[Figure record extracts]
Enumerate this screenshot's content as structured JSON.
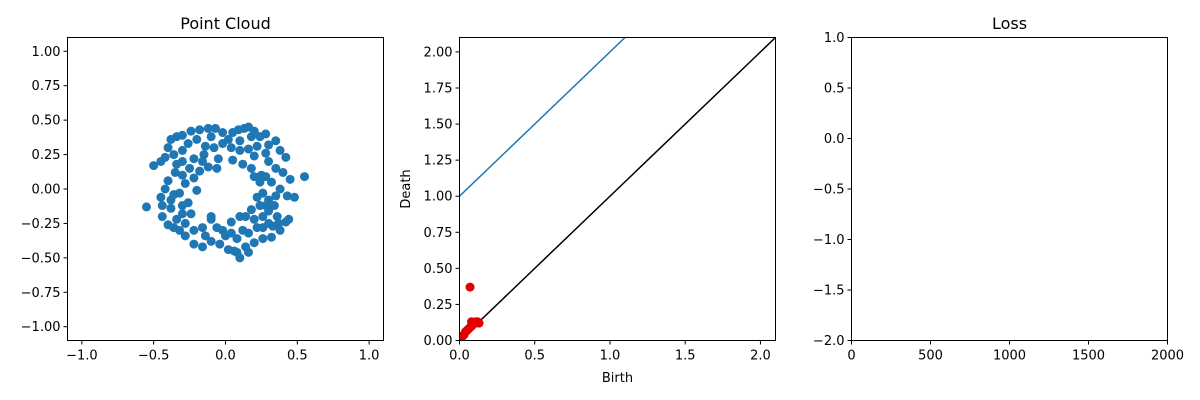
{
  "chart_data": [
    {
      "type": "scatter",
      "title": "Point Cloud",
      "xlabel": "",
      "ylabel": "",
      "xlim": [
        -1.1,
        1.1
      ],
      "ylim": [
        -1.1,
        1.1
      ],
      "xticks": [
        "−1.0",
        "−0.5",
        "0.0",
        "0.5",
        "1.0"
      ],
      "yticks": [
        "−1.00",
        "−0.75",
        "−0.50",
        "−0.25",
        "0.00",
        "0.25",
        "0.50",
        "0.75",
        "1.00"
      ],
      "grid": false,
      "series": [
        {
          "color": "#1f77b4",
          "points": [
            [
              0.13,
              0.44
            ],
            [
              0.16,
              0.45
            ],
            [
              0.09,
              0.43
            ],
            [
              0.05,
              0.41
            ],
            [
              -0.02,
              0.41
            ],
            [
              -0.07,
              0.44
            ],
            [
              -0.12,
              0.44
            ],
            [
              -0.18,
              0.43
            ],
            [
              -0.24,
              0.42
            ],
            [
              -0.3,
              0.39
            ],
            [
              -0.34,
              0.38
            ],
            [
              -0.38,
              0.36
            ],
            [
              0.2,
              0.42
            ],
            [
              0.24,
              0.38
            ],
            [
              0.28,
              0.4
            ],
            [
              0.35,
              0.35
            ],
            [
              0.38,
              0.28
            ],
            [
              0.42,
              0.23
            ],
            [
              0.3,
              0.32
            ],
            [
              -0.4,
              0.3
            ],
            [
              -0.45,
              0.2
            ],
            [
              -0.5,
              0.17
            ],
            [
              -0.42,
              0.23
            ],
            [
              -0.36,
              0.25
            ],
            [
              -0.3,
              0.28
            ],
            [
              -0.26,
              0.33
            ],
            [
              -0.2,
              0.36
            ],
            [
              -0.14,
              0.31
            ],
            [
              -0.08,
              0.3
            ],
            [
              -0.02,
              0.33
            ],
            [
              0.04,
              0.3
            ],
            [
              0.1,
              0.28
            ],
            [
              0.16,
              0.29
            ],
            [
              0.22,
              0.31
            ],
            [
              0.1,
              0.35
            ],
            [
              0.18,
              0.38
            ],
            [
              0.02,
              0.36
            ],
            [
              -0.1,
              0.38
            ],
            [
              -0.15,
              0.25
            ],
            [
              -0.22,
              0.22
            ],
            [
              0.3,
              0.2
            ],
            [
              0.35,
              0.15
            ],
            [
              0.4,
              0.12
            ],
            [
              0.45,
              0.07
            ],
            [
              0.48,
              -0.06
            ],
            [
              0.55,
              0.09
            ],
            [
              0.43,
              -0.05
            ],
            [
              0.38,
              0.0
            ],
            [
              0.35,
              -0.05
            ],
            [
              0.32,
              0.05
            ],
            [
              0.28,
              0.09
            ],
            [
              0.26,
              -0.03
            ],
            [
              0.3,
              -0.08
            ],
            [
              0.34,
              -0.12
            ],
            [
              0.25,
              0.1
            ],
            [
              0.2,
              0.09
            ],
            [
              -0.3,
              0.2
            ],
            [
              -0.35,
              0.12
            ],
            [
              -0.4,
              0.06
            ],
            [
              -0.42,
              0.0
            ],
            [
              -0.45,
              -0.06
            ],
            [
              -0.55,
              -0.13
            ],
            [
              -0.44,
              -0.12
            ],
            [
              -0.38,
              -0.08
            ],
            [
              -0.32,
              -0.03
            ],
            [
              -0.28,
              0.04
            ],
            [
              -0.22,
              0.08
            ],
            [
              -0.18,
              0.13
            ],
            [
              -0.2,
              -0.01
            ],
            [
              -0.26,
              -0.1
            ],
            [
              -0.3,
              -0.18
            ],
            [
              -0.34,
              -0.22
            ],
            [
              -0.4,
              -0.26
            ],
            [
              -0.44,
              -0.2
            ],
            [
              -0.38,
              -0.14
            ],
            [
              -0.28,
              -0.25
            ],
            [
              -0.22,
              -0.3
            ],
            [
              -0.16,
              -0.28
            ],
            [
              -0.1,
              -0.22
            ],
            [
              -0.06,
              -0.28
            ],
            [
              -0.02,
              -0.3
            ],
            [
              0.04,
              -0.24
            ],
            [
              0.1,
              -0.2
            ],
            [
              0.14,
              -0.2
            ],
            [
              0.2,
              -0.22
            ],
            [
              0.26,
              -0.2
            ],
            [
              0.3,
              -0.25
            ],
            [
              0.36,
              -0.2
            ],
            [
              0.42,
              -0.24
            ],
            [
              0.44,
              -0.22
            ],
            [
              0.38,
              -0.3
            ],
            [
              0.32,
              -0.35
            ],
            [
              0.26,
              -0.36
            ],
            [
              0.2,
              -0.39
            ],
            [
              0.14,
              -0.42
            ],
            [
              0.08,
              -0.46
            ],
            [
              0.02,
              -0.44
            ],
            [
              -0.04,
              -0.4
            ],
            [
              -0.1,
              -0.38
            ],
            [
              -0.16,
              -0.42
            ],
            [
              -0.22,
              -0.4
            ],
            [
              -0.28,
              -0.34
            ],
            [
              -0.32,
              -0.3
            ],
            [
              0.16,
              -0.46
            ],
            [
              0.1,
              -0.5
            ],
            [
              0.06,
              -0.45
            ],
            [
              0.22,
              -0.28
            ],
            [
              0.16,
              -0.32
            ],
            [
              0.08,
              -0.36
            ],
            [
              0.0,
              -0.34
            ],
            [
              0.26,
              -0.28
            ],
            [
              0.3,
              -0.16
            ],
            [
              0.24,
              -0.12
            ],
            [
              0.18,
              -0.15
            ],
            [
              -0.1,
              -0.2
            ],
            [
              -0.14,
              -0.34
            ],
            [
              -0.36,
              -0.28
            ],
            [
              0.05,
              0.21
            ],
            [
              -0.05,
              0.22
            ],
            [
              0.12,
              0.18
            ],
            [
              0.18,
              0.15
            ],
            [
              0.24,
              0.05
            ],
            [
              0.22,
              -0.06
            ],
            [
              0.28,
              -0.12
            ],
            [
              0.12,
              -0.3
            ],
            [
              0.04,
              -0.32
            ],
            [
              -0.06,
              0.15
            ],
            [
              -0.12,
              0.16
            ],
            [
              -0.16,
              0.2
            ],
            [
              -0.34,
              0.18
            ],
            [
              -0.3,
              0.1
            ],
            [
              -0.25,
              0.15
            ],
            [
              -0.36,
              -0.04
            ],
            [
              -0.3,
              -0.12
            ],
            [
              -0.24,
              -0.18
            ],
            [
              0.33,
              -0.27
            ],
            [
              0.37,
              -0.25
            ],
            [
              0.2,
              0.24
            ],
            [
              0.28,
              0.26
            ]
          ]
        }
      ]
    },
    {
      "type": "scatter",
      "title": "",
      "xlabel": "Birth",
      "ylabel": "Death",
      "xlim": [
        0,
        2.1
      ],
      "ylim": [
        0,
        2.1
      ],
      "xticks": [
        "0.0",
        "0.5",
        "1.0",
        "1.5",
        "2.0"
      ],
      "yticks": [
        "0.00",
        "0.25",
        "0.50",
        "0.75",
        "1.00",
        "1.25",
        "1.50",
        "1.75",
        "2.00"
      ],
      "grid": false,
      "lines": [
        {
          "color": "#1f77b4",
          "points": [
            [
              0,
              1.0
            ],
            [
              1.1,
              2.1
            ]
          ]
        },
        {
          "color": "#000000",
          "points": [
            [
              0,
              0
            ],
            [
              2.1,
              2.1
            ]
          ]
        }
      ],
      "series": [
        {
          "color": "#e00000",
          "points": [
            [
              0.07,
              0.37
            ],
            [
              0.01,
              0.01
            ],
            [
              0.02,
              0.03
            ],
            [
              0.03,
              0.04
            ],
            [
              0.04,
              0.06
            ],
            [
              0.05,
              0.07
            ],
            [
              0.06,
              0.08
            ],
            [
              0.07,
              0.09
            ],
            [
              0.08,
              0.1
            ],
            [
              0.09,
              0.11
            ],
            [
              0.1,
              0.12
            ],
            [
              0.12,
              0.13
            ],
            [
              0.13,
              0.12
            ],
            [
              0.08,
              0.13
            ],
            [
              0.11,
              0.13
            ]
          ]
        }
      ]
    },
    {
      "type": "line",
      "title": "Loss",
      "xlabel": "",
      "ylabel": "",
      "xlim": [
        0,
        2000
      ],
      "ylim": [
        -2.0,
        1.0
      ],
      "xticks": [
        "0",
        "500",
        "1000",
        "1500",
        "2000"
      ],
      "yticks": [
        "−2.0",
        "−1.5",
        "−1.0",
        "−0.5",
        "0.0",
        "0.5",
        "1.0"
      ],
      "grid": false,
      "series": []
    }
  ]
}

Problem details = In the material above, find each line that contains the word "color", and select it.

Result for this task =
          "color": "#1f77b4",
          "color": "#1f77b4",
          "color": "#000000",
          "color": "#e00000",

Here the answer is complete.